━━━━━ PAGE TEXT ━━━━━

For the last several decades as global warming started to bite, the new trend listed in the title was noted in satellite data, leading to a debate as to the contributions of different drivers that may have brought about the phenomenon. Since the global distribution of cloud cover strongly affects local climates (as they reflect heat back towards space (if present) or allow the land/sea below to absorb more heat (if absent)), any change may bring about strong localised effects. Understanding the causes of this effect is important for understanding and future modelling of the effects of clouds in a changing climate, one of the less well understood areas and a current hot topic of research.

The two main contenders are radically different in their implications, though both are linked to the current warming. The previous favourite was that shifting jetstreams and the changes in surface weather patterns that they engender (see http://bit.ly/1T02BGu) were moving polewards pushing the 5-10 mile altitude clouds before them away from the mid latitudes. A new paper based on analysing 30 years of satellite data combined with a detailed computer recreation of air currents during this period suggests that the second main contender is the more likely driver: an expansion of the globe's tropical zones.

━━━━━

DIRECTIVE A » Decide whether each statement agrees with the passage about cloud cover, answering yes or no and quoting the words from the passage that decide it: (i) the new paper drew on 30 years of satellite data; (ii) the two main contenders have similar implications; (iii) the clouds being pushed away from the mid latitudes sit at an altitude of 1-2 miles.
These entries have no connection to the passage about cloud cover.

━━━━━ RECORDS PROVIDED ━━━━━

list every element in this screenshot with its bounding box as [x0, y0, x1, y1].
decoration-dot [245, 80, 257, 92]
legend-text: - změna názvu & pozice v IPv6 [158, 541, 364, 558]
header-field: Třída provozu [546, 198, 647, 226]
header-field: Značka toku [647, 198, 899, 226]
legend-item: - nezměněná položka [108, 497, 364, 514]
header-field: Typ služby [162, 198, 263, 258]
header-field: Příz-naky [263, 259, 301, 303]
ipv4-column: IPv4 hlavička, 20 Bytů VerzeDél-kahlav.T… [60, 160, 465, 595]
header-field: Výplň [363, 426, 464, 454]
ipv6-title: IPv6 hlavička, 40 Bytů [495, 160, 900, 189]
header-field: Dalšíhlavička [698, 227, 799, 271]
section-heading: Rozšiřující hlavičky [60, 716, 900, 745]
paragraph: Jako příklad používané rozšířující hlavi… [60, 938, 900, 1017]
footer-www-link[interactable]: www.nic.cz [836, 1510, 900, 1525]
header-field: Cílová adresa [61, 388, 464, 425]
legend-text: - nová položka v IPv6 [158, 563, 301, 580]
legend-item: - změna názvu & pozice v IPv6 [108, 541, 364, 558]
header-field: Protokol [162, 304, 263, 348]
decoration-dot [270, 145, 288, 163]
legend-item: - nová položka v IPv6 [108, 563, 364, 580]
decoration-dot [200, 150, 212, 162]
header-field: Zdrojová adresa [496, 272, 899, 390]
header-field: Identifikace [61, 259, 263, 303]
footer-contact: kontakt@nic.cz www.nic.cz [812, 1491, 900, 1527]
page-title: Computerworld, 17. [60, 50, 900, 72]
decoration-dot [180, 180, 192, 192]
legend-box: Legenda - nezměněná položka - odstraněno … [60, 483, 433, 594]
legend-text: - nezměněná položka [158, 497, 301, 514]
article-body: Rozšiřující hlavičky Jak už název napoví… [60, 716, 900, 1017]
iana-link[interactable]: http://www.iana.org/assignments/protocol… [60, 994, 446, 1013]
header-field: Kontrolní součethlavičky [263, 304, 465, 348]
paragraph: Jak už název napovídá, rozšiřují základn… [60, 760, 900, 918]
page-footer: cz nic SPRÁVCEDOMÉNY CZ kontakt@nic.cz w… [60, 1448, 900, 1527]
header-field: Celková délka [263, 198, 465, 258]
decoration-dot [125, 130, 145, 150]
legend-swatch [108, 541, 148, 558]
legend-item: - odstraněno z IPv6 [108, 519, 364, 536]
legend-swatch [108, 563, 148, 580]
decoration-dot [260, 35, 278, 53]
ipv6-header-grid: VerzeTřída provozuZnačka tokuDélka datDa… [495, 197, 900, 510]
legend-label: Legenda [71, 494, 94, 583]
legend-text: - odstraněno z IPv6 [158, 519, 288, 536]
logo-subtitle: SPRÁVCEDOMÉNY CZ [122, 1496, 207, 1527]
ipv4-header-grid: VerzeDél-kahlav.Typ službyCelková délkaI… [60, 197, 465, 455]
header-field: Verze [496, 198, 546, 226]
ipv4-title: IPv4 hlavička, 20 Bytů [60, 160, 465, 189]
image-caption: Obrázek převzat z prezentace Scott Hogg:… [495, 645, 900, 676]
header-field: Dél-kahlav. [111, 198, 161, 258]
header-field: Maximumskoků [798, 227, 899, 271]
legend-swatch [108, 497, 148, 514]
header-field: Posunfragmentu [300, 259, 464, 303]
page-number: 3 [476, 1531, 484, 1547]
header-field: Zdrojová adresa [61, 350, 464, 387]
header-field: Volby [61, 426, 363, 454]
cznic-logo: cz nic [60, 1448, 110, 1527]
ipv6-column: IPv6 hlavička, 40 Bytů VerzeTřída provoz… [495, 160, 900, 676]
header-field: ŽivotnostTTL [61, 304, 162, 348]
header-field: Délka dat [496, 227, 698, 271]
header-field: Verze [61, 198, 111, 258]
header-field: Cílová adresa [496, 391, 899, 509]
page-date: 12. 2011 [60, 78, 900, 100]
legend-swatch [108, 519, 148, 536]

━━━━━

DIRECTIVE B » Transcribe the entries from their first line through the line containing "header-field: Značka toku", including both of those lines.

EXERCISE ANSWER A »
(i) Yes: "A new paper based on analysing 30 years of satellite data"
(ii) No: "The two main contenders are radically different in their implications"
(iii) No: "the 5-10 mile altitude clouds"

EXERCISE ANSWER B »
list every element in this screenshot with its bounding box as [x0, y0, x1, y1].
decoration-dot [245, 80, 257, 92]
legend-text: - změna názvu & pozice v IPv6 [158, 541, 364, 558]
header-field: Třída provozu [546, 198, 647, 226]
header-field: Značka toku [647, 198, 899, 226]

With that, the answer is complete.